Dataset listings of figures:
++++++++

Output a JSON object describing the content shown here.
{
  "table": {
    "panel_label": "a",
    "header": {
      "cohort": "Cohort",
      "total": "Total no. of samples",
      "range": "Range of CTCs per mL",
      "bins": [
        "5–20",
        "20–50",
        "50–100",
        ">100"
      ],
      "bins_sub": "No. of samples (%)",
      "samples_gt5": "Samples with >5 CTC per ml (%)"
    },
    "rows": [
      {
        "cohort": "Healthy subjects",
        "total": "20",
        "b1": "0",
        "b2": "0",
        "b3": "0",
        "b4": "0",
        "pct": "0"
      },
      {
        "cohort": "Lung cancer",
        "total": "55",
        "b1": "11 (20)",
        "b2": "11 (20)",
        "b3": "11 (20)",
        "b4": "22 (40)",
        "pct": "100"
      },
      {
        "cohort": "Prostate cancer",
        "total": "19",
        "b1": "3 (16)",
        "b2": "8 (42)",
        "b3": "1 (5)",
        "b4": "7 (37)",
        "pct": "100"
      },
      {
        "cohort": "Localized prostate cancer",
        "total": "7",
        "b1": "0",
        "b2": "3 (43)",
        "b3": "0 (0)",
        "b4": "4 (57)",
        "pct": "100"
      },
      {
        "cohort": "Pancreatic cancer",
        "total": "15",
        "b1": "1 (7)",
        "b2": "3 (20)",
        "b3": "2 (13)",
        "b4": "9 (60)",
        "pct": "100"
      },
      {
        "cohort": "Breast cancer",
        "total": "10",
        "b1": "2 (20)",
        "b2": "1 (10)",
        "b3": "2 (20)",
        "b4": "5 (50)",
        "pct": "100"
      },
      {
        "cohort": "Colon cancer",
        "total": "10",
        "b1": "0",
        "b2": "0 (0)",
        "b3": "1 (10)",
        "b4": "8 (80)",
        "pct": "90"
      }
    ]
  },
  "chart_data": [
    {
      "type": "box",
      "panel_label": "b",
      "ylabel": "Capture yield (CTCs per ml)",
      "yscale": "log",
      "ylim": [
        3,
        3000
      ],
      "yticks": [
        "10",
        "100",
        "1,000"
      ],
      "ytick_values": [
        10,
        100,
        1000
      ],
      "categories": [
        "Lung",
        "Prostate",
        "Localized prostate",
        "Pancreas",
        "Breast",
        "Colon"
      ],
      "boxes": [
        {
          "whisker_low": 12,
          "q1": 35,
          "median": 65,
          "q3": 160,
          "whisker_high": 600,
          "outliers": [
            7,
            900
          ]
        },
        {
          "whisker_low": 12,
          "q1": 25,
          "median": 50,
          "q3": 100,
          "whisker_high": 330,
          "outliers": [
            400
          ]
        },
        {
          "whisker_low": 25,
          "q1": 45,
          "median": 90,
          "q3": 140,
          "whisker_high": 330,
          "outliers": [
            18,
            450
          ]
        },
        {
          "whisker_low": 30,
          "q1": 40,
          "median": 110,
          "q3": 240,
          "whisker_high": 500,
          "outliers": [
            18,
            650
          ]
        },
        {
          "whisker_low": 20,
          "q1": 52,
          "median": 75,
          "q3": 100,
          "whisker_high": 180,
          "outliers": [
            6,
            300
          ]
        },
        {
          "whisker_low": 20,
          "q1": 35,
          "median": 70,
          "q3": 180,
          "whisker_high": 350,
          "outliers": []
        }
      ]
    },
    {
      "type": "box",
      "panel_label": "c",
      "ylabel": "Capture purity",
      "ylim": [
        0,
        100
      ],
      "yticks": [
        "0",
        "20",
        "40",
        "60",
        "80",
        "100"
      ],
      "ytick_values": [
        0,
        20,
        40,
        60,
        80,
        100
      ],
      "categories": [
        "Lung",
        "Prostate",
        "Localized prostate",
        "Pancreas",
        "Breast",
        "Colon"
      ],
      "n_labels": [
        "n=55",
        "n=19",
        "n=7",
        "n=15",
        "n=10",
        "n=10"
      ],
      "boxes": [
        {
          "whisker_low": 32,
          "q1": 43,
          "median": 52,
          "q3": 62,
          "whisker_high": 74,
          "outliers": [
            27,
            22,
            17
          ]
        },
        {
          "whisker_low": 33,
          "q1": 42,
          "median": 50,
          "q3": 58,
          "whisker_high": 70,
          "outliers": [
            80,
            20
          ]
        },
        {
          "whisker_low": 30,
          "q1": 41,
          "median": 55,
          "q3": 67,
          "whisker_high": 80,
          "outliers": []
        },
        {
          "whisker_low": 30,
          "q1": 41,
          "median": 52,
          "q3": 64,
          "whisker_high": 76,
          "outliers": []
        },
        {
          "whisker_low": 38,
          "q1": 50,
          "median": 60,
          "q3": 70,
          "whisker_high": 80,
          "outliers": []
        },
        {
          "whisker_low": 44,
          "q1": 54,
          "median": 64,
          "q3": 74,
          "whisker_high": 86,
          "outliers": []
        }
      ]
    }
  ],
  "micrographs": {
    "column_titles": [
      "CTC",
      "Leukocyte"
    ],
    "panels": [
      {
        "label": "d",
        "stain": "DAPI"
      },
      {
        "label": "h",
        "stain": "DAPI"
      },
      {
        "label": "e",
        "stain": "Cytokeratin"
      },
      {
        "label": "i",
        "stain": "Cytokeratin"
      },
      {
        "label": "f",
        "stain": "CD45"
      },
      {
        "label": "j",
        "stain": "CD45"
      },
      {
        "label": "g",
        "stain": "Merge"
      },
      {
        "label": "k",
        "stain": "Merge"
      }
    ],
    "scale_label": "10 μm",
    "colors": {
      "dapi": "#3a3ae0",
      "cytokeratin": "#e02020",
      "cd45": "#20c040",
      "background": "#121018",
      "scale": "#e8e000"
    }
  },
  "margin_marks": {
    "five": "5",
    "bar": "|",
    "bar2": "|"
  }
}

++++++++

▸ **What this task involves**
All of the entries above must be quoted exactly.

▸ **Final result**
Output a JSON object describing the content shown here.
{
  "table": {
    "panel_label": "a",
    "header": {
      "cohort": "Cohort",
      "total": "Total no. of samples",
      "range": "Range of CTCs per mL",
      "bins": [
        "5–20",
        "20–50",
        "50–100",
        ">100"
      ],
      "bins_sub": "No. of samples (%)",
      "samples_gt5": "Samples with >5 CTC per ml (%)"
    },
    "rows": [
      {
        "cohort": "Healthy subjects",
        "total": "20",
        "b1": "0",
        "b2": "0",
        "b3": "0",
        "b4": "0",
        "pct": "0"
      },
      {
        "cohort": "Lung cancer",
        "total": "55",
        "b1": "11 (20)",
        "b2": "11 (20)",
        "b3": "11 (20)",
        "b4": "22 (40)",
        "pct": "100"
      },
      {
        "cohort": "Prostate cancer",
        "total": "19",
        "b1": "3 (16)",
        "b2": "8 (42)",
        "b3": "1 (5)",
        "b4": "7 (37)",
        "pct": "100"
      },
      {
        "cohort": "Localized prostate cancer",
        "total": "7",
        "b1": "0",
        "b2": "3 (43)",
        "b3": "0 (0)",
        "b4": "4 (57)",
        "pct": "100"
      },
      {
        "cohort": "Pancreatic cancer",
        "total": "15",
        "b1": "1 (7)",
        "b2": "3 (20)",
        "b3": "2 (13)",
        "b4": "9 (60)",
        "pct": "100"
      },
      {
        "cohort": "Breast cancer",
        "total": "10",
        "b1": "2 (20)",
        "b2": "1 (10)",
        "b3": "2 (20)",
        "b4": "5 (50)",
        "pct": "100"
      },
      {
        "cohort": "Colon cancer",
        "total": "10",
        "b1": "0",
        "b2": "0 (0)",
        "b3": "1 (10)",
        "b4": "8 (80)",
        "pct": "90"
      }
    ]
  },
  "chart_data": [
    {
      "type": "box",
      "panel_label": "b",
      "ylabel": "Capture yield (CTCs per ml)",
      "yscale": "log",
      "ylim": [
        3,
        3000
      ],
      "yticks": [
        "10",
        "100",
        "1,000"
      ],
      "ytick_values": [
        10,
        100,
        1000
      ],
      "categories": [
        "Lung",
        "Prostate",
        "Localized prostate",
        "Pancreas",
        "Breast",
        "Colon"
      ],
      "boxes": [
        {
          "whisker_low": 12,
          "q1": 35,
          "median": 65,
          "q3": 160,
          "whisker_high": 600,
          "outliers": [
            7,
            900
          ]
        },
        {
          "whisker_low": 12,
          "q1": 25,
          "median": 50,
          "q3": 100,
          "whisker_high": 330,
          "outliers": [
            400
          ]
        },
        {
          "whisker_low": 25,
          "q1": 45,
          "median": 90,
          "q3": 140,
          "whisker_high": 330,
          "outliers": [
            18,
            450
          ]
        },
        {
          "whisker_low": 30,
          "q1": 40,
          "median": 110,
          "q3": 240,
          "whisker_high": 500,
          "outliers": [
            18,
            650
          ]
        },
        {
          "whisker_low": 20,
          "q1": 52,
          "median": 75,
          "q3": 100,
          "whisker_high": 180,
          "outliers": [
            6,
            300
          ]
        },
        {
          "whisker_low": 20,
          "q1": 35,
          "median": 70,
          "q3": 180,
          "whisker_high": 350,
          "outliers": []
        }
      ]
    },
    {
      "type": "box",
      "panel_label": "c",
      "ylabel": "Capture purity",
      "ylim": [
        0,
        100
      ],
      "yticks": [
        "0",
        "20",
        "40",
        "60",
        "80",
        "100"
      ],
      "ytick_values": [
        0,
        20,
        40,
        60,
        80,
        100
      ],
      "categories": [
        "Lung",
        "Prostate",
        "Localized prostate",
        "Pancreas",
        "Breast",
        "Colon"
      ],
      "n_labels": [
        "n=55",
        "n=19",
        "n=7",
        "n=15",
        "n=10",
        "n=10"
      ],
      "boxes": [
        {
          "whisker_low": 32,
          "q1": 43,
          "median": 52,
          "q3": 62,
          "whisker_high": 74,
          "outliers": [
            27,
            22,
            17
          ]
        },
        {
          "whisker_low": 33,
          "q1": 42,
          "median": 50,
          "q3": 58,
          "whisker_high": 70,
          "outliers": [
            80,
            20
          ]
        },
        {
          "whisker_low": 30,
          "q1": 41,
          "median": 55,
          "q3": 67,
          "whisker_high": 80,
          "outliers": []
        },
        {
          "whisker_low": 30,
          "q1": 41,
          "median": 52,
          "q3": 64,
          "whisker_high": 76,
          "outliers": []
        },
        {
          "whisker_low": 38,
          "q1": 50,
          "median": 60,
          "q3": 70,
          "whisker_high": 80,
          "outliers": []
        },
        {
          "whisker_low": 44,
          "q1": 54,
          "median": 64,
          "q3": 74,
          "whisker_high": 86,
          "outliers": []
        }
      ]
    }
  ],
  "micrographs": {
    "column_titles": [
      "CTC",
      "Leukocyte"
    ],
    "panels": [
      {
        "label": "d",
        "stain": "DAPI"
      },
      {
        "label": "h",
        "stain": "DAPI"
      },
      {
        "label": "e",
        "stain": "Cytokeratin"
      },
      {
        "label": "i",
        "stain": "Cytokeratin"
      },
      {
        "label": "f",
        "stain": "CD45"
      },
      {
        "label": "j",
        "stain": "CD45"
      },
      {
        "label": "g",
        "stain": "Merge"
      },
      {
        "label": "k",
        "stain": "Merge"
      }
    ],
    "scale_label": "10 μm",
    "colors": {
      "dapi": "#3a3ae0",
      "cytokeratin": "#e02020",
      "cd45": "#20c040",
      "background": "#121018",
      "scale": "#e8e000"
    }
  },
  "margin_marks": {
    "five": "5",
    "bar": "|",
    "bar2": "|"
  }
}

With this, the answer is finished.